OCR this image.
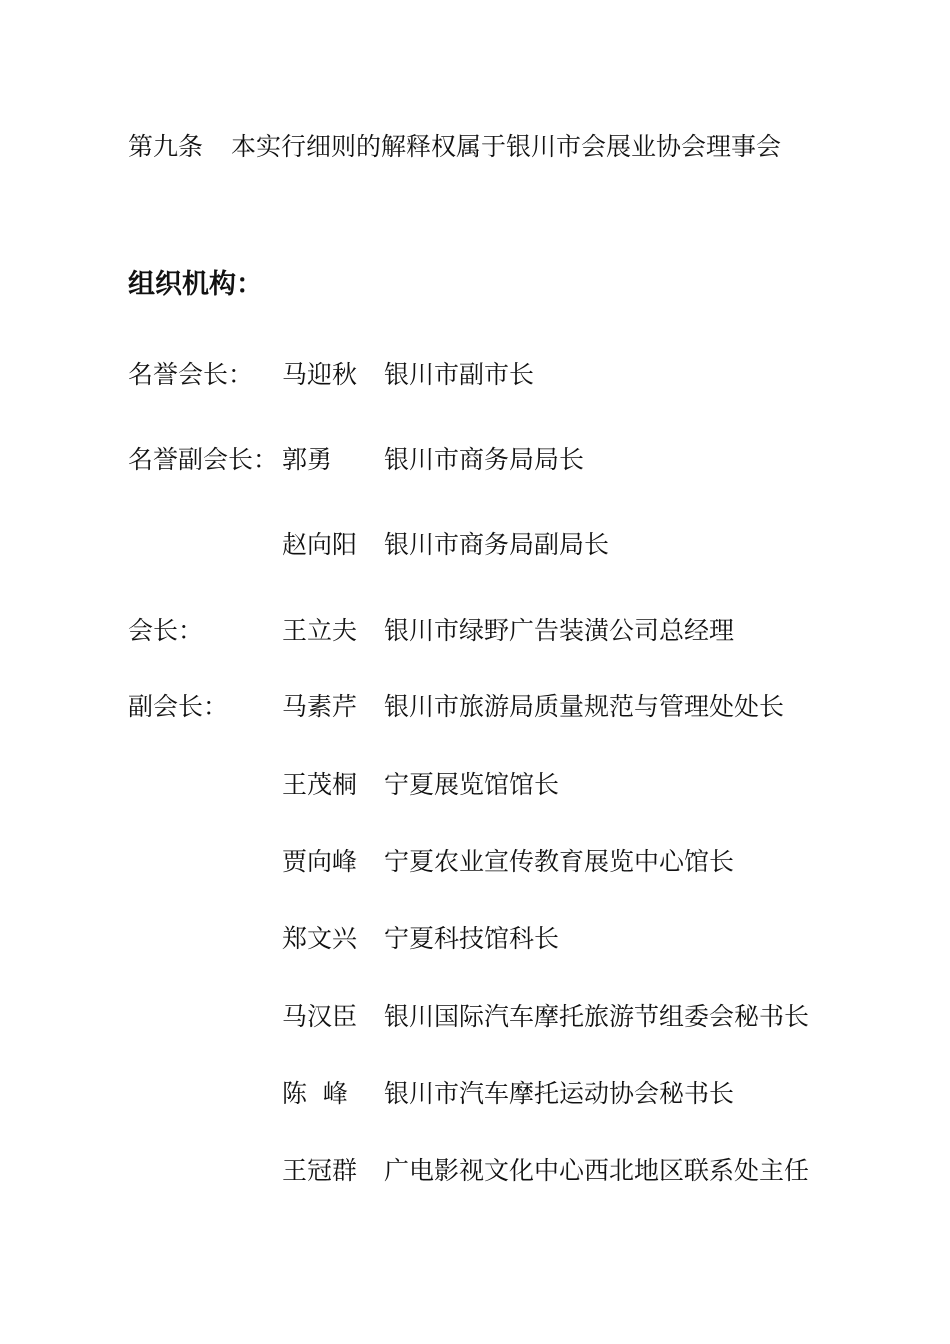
第九条 本实行细则的解释权属于银川市会展业协会理事会
组织机构：
名誉会长： 马迎秋 银川市副市长
名誉副会长： 郭勇 银川市商务局局长
赵向阳 银川市商务局副局长
会长：	王立夫 银川市绿野广告装潢公司总经理
副会长： 马素芹 银川市旅游局质量规范与管理处处长
王茂桐 宁夏展览馆馆长
贾向峰 宁夏农业宣传教育展览中心馆长
郑文兴 宁夏科技馆科长
马汉臣 银川国际汽车摩托旅游节组委会秘书长
陈  峰 银川市汽车摩托运动协会秘书长
王冠群 广电影视文化中心西北地区联系处主任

+-------+

■ EXERCISE
Restate the records word for word, omitting images.

■ FINISHED ANSWER
OCR this image.
第九条 本实行细则的解释权属于银川市会展业协会理事会
组织机构：
名誉会长： 马迎秋 银川市副市长
名誉副会长： 郭勇 银川市商务局局长
赵向阳 银川市商务局副局长
会长：	王立夫 银川市绿野广告装潢公司总经理
副会长： 马素芹 银川市旅游局质量规范与管理处处长
王茂桐 宁夏展览馆馆长
贾向峰 宁夏农业宣传教育展览中心馆长
郑文兴 宁夏科技馆科长
马汉臣 银川国际汽车摩托旅游节组委会秘书长
陈  峰 银川市汽车摩托运动协会秘书长
王冠群 广电影视文化中心西北地区联系处主任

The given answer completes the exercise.